> _Required work_
Continue the set of abstracts on Renaissance literature, music, and art, starting after its last sentence.

> _Source text_
Begin

Michalos, Constantina (Houston Baptist U) "Shakespeare's Feminized Friar"

Other than actual clergymen who, necessarily, populate his history plays, William Shakespeare makes little use of this character type. Only in Much Ado About Nothing, Shakespeare infuses his friar with spirituality, manifested in his empathy for Hero's plight. Moreover, the friar's understanding emerges from a feminized perspective of her circumstances; that is, he correctly interprets Hero's non-verbal behavior and responds with Christian charity instead of speaking her moral condemnation, as do the men around her. By emulating qualities of Jesus that society traditionally ascribes to women, and subverting them as Jesus and women do, Friar Francis effects Hero's resurrection.

Minamino, Hiroyuki (Independent Scholar) "Orpheus in Renaissance and the Power of Music"

The wide circulation of Ovid's Metamorphoses helped the legend of Orpheus and the musical power he is said to have possessed well known in the Renaissance. The virtuoso instrumentalists such as Pietrobono de Burzellis, Francesco da Milano, and John Dowland were equated to Orpheus by their contemporaries. This paper questions whether Pontus de Tyard's description of the musical effects Francesco da Milano induced on his audience and the drawing of a music concert scene in Francesco Marcolini's lute book of 1536 were based on an actual performance in Milan or were simply literary and iconographical imitation of Orpheus' musical power.

Mollendorf, Miranda (U of Minnesota) "The Duplicitous Mirror of Nature: Reflections on a Rustic Basin by Bernard Palissy"

When Bernard Palissy created an elaborately wrought, rustic ceramic basin, including animals and plants cast from life, he was committed to the Protestant cause. Protestant artists such as Palissy, who worked for Catholic patrons, often created objects with two different interpretations—one that catered to their patron and one that reflected their own religious beliefs. Palissy produced this hyper-naturalistic basin in accord with his Protestant aesthetics, using animal symbolism from contemporary zoological texts as religious commentary. As a religious artisan, he also wished to follow in God's footsteps as a divinely inspired creator engaged in producing a microcosmic natural world.

End

> _Excerpted data_
Begin

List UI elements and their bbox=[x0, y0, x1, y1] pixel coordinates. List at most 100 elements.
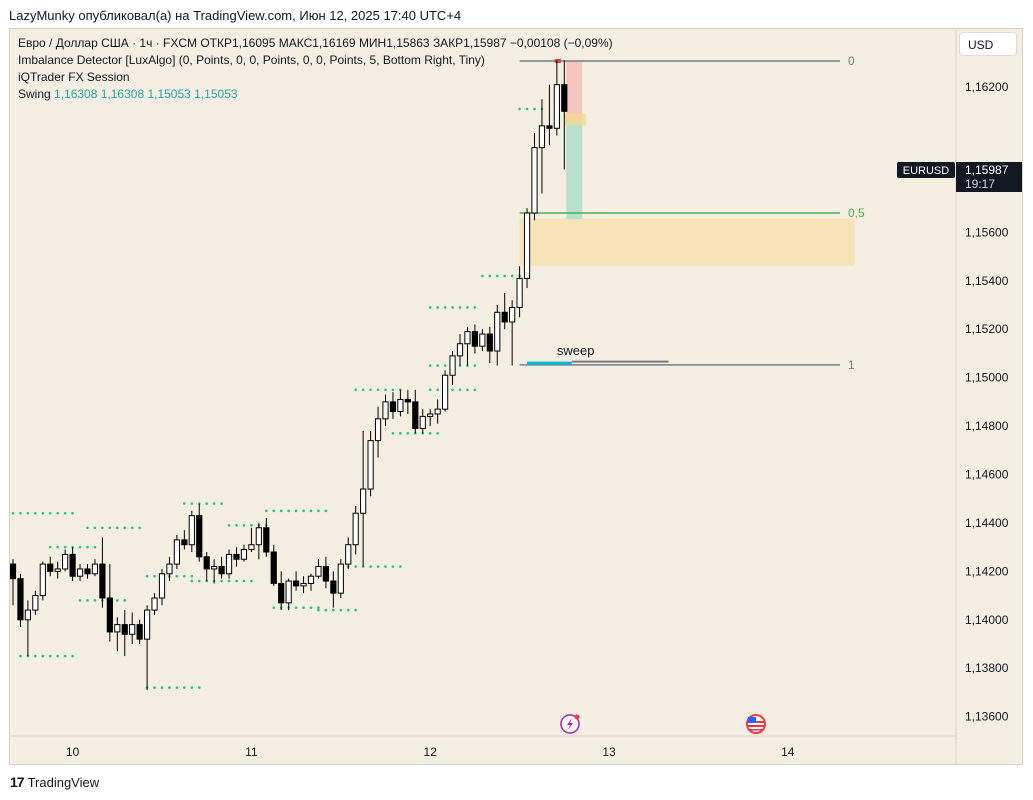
candle[interactable] bbox=[54, 561, 61, 579]
candle[interactable] bbox=[69, 547, 76, 582]
candle[interactable] bbox=[76, 564, 84, 582]
candle-body bbox=[84, 568, 91, 575]
candle[interactable] bbox=[240, 544, 248, 562]
candle[interactable] bbox=[188, 510, 195, 552]
candle[interactable] bbox=[151, 593, 158, 615]
candle[interactable] bbox=[225, 549, 233, 579]
candle[interactable] bbox=[158, 568, 166, 606]
candle[interactable] bbox=[307, 573, 315, 591]
candle[interactable] bbox=[91, 559, 99, 577]
indicator-legend-session[interactable]: iQTrader FX Session bbox=[18, 70, 130, 84]
session-dot bbox=[458, 364, 462, 367]
session-dot bbox=[428, 432, 432, 435]
session-dot bbox=[63, 511, 67, 515]
candle[interactable] bbox=[315, 559, 322, 579]
candle[interactable] bbox=[553, 60, 560, 136]
session-dot bbox=[376, 388, 380, 392]
candle[interactable] bbox=[464, 326, 471, 366]
candle[interactable] bbox=[211, 559, 218, 584]
candle[interactable] bbox=[300, 576, 307, 594]
candle[interactable] bbox=[136, 619, 143, 644]
candle[interactable] bbox=[419, 409, 426, 434]
candle[interactable] bbox=[434, 399, 441, 424]
candle[interactable] bbox=[181, 530, 188, 550]
candle[interactable] bbox=[382, 394, 389, 427]
candle[interactable] bbox=[330, 571, 337, 608]
session-dot bbox=[56, 654, 59, 658]
candle[interactable] bbox=[442, 370, 449, 412]
candle[interactable] bbox=[47, 556, 54, 577]
candle[interactable] bbox=[17, 573, 24, 628]
candle[interactable] bbox=[106, 564, 113, 642]
candle[interactable] bbox=[352, 505, 359, 555]
candle[interactable] bbox=[32, 590, 39, 615]
candle[interactable] bbox=[531, 133, 538, 221]
candle[interactable] bbox=[471, 324, 478, 354]
position-entry-marker bbox=[564, 113, 587, 126]
candle[interactable] bbox=[516, 266, 523, 318]
candle[interactable] bbox=[486, 326, 493, 364]
indicator-legend-swing[interactable]: Swing 1,16308 1,16308 1,15053 1,15053 bbox=[18, 87, 238, 101]
candle[interactable] bbox=[218, 556, 225, 579]
us-flag-icon[interactable] bbox=[746, 714, 766, 734]
candle[interactable] bbox=[263, 518, 270, 557]
candle[interactable] bbox=[62, 549, 69, 572]
candle[interactable] bbox=[24, 600, 31, 657]
symbol-legend[interactable]: Евро / Доллар США · 1ч · FXCM ОТКР1,1609… bbox=[18, 36, 613, 50]
candle[interactable] bbox=[449, 351, 456, 385]
session-dot bbox=[242, 524, 246, 527]
candle[interactable] bbox=[337, 559, 344, 598]
candle[interactable] bbox=[166, 556, 173, 582]
candle[interactable] bbox=[233, 547, 240, 567]
candle[interactable] bbox=[196, 503, 203, 562]
candle[interactable] bbox=[248, 527, 255, 552]
candle-body bbox=[270, 551, 277, 584]
footer-brand[interactable]: 17 TradingView bbox=[10, 774, 99, 790]
candle[interactable] bbox=[479, 329, 486, 352]
indicator-legend-imbalance[interactable]: Imbalance Detector [LuxAlgo] (0, Points,… bbox=[18, 53, 485, 67]
candle[interactable] bbox=[509, 300, 516, 366]
candle[interactable] bbox=[345, 537, 352, 569]
candle[interactable] bbox=[293, 571, 300, 591]
candle[interactable] bbox=[144, 605, 151, 690]
candle[interactable] bbox=[501, 292, 508, 330]
candle-body bbox=[136, 624, 143, 640]
candle[interactable] bbox=[121, 610, 128, 657]
candle[interactable] bbox=[397, 389, 404, 417]
candle[interactable] bbox=[270, 544, 277, 586]
session-dot bbox=[235, 579, 238, 583]
candle[interactable] bbox=[374, 406, 382, 458]
candle[interactable] bbox=[427, 409, 434, 427]
candle[interactable] bbox=[203, 551, 210, 582]
candle[interactable] bbox=[523, 208, 531, 289]
currency-button[interactable]: USD bbox=[959, 32, 1017, 56]
candle[interactable] bbox=[456, 334, 464, 366]
candle[interactable] bbox=[173, 535, 181, 569]
candle[interactable] bbox=[360, 430, 367, 567]
candle[interactable] bbox=[285, 578, 292, 611]
candle[interactable] bbox=[412, 389, 419, 434]
candle[interactable] bbox=[114, 617, 121, 652]
candle[interactable] bbox=[561, 60, 568, 170]
candle[interactable] bbox=[255, 522, 262, 560]
candle[interactable] bbox=[546, 84, 553, 146]
session-dot bbox=[451, 306, 454, 309]
candle[interactable] bbox=[538, 99, 546, 194]
candle[interactable] bbox=[389, 392, 397, 419]
candle[interactable] bbox=[99, 537, 106, 608]
candle[interactable] bbox=[129, 612, 136, 644]
session-dot bbox=[473, 306, 477, 309]
candle[interactable] bbox=[84, 564, 91, 579]
session-dot bbox=[116, 526, 119, 530]
candle[interactable] bbox=[278, 571, 285, 611]
candle[interactable] bbox=[494, 305, 501, 366]
candle[interactable] bbox=[322, 556, 329, 589]
lightning-icon[interactable] bbox=[560, 714, 580, 734]
session-dot bbox=[123, 526, 127, 530]
candle[interactable] bbox=[404, 389, 411, 414]
candle[interactable] bbox=[10, 559, 17, 606]
candle[interactable] bbox=[39, 561, 46, 601]
candle[interactable] bbox=[367, 430, 374, 497]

End

> _Result_
Morgan-Curtis, Samantha A. (Tennessee State U), 'The New Elizabethanism': Nostalgia for and Representation of Queen Elizabeth I in 21st Century Graphic Universe"

In the eight-part comic series 1602, most of the Marvel universe of super-heroes appears in an alternative vision of England. In analyzing these graphic artists' critique of 21st century United States by way of 17th century England, we will see how they open up the representation and use of Elizabeth's image in yet another medium. These artists do change the queen, but in ways that I will argue are consistent with not only Elizabeth's own words and actions but also the uses of Elizabeth's image from the Stuart reign onwards.

Moss, David Grant (Virginia Tech), "From Martyr to Warrior: Elizabeth I in the Works of Thomas Heywood"

Many of the posthumous representations of Elizabeth I might well have shocked the queen had they been produced during her lifetime. The works of Thomas Heywood (1574?–1641) provide some excellent examples of works which portray the queen in a manner not seen during her reign. Heywood's attempts to eulogize and lionize the queen range from Protestant martyr to role model for good women to Zenobia-like warrior queen. This move toward a more imposing and Amazon-like leader suggests that the late queen's image was more malleable and open for modification than that of other, earlier, monarchs.

Moylan, Timothy (Saint Louis U) " 'What You Know, You Know:' Yet Another Look at Iago's Motivation"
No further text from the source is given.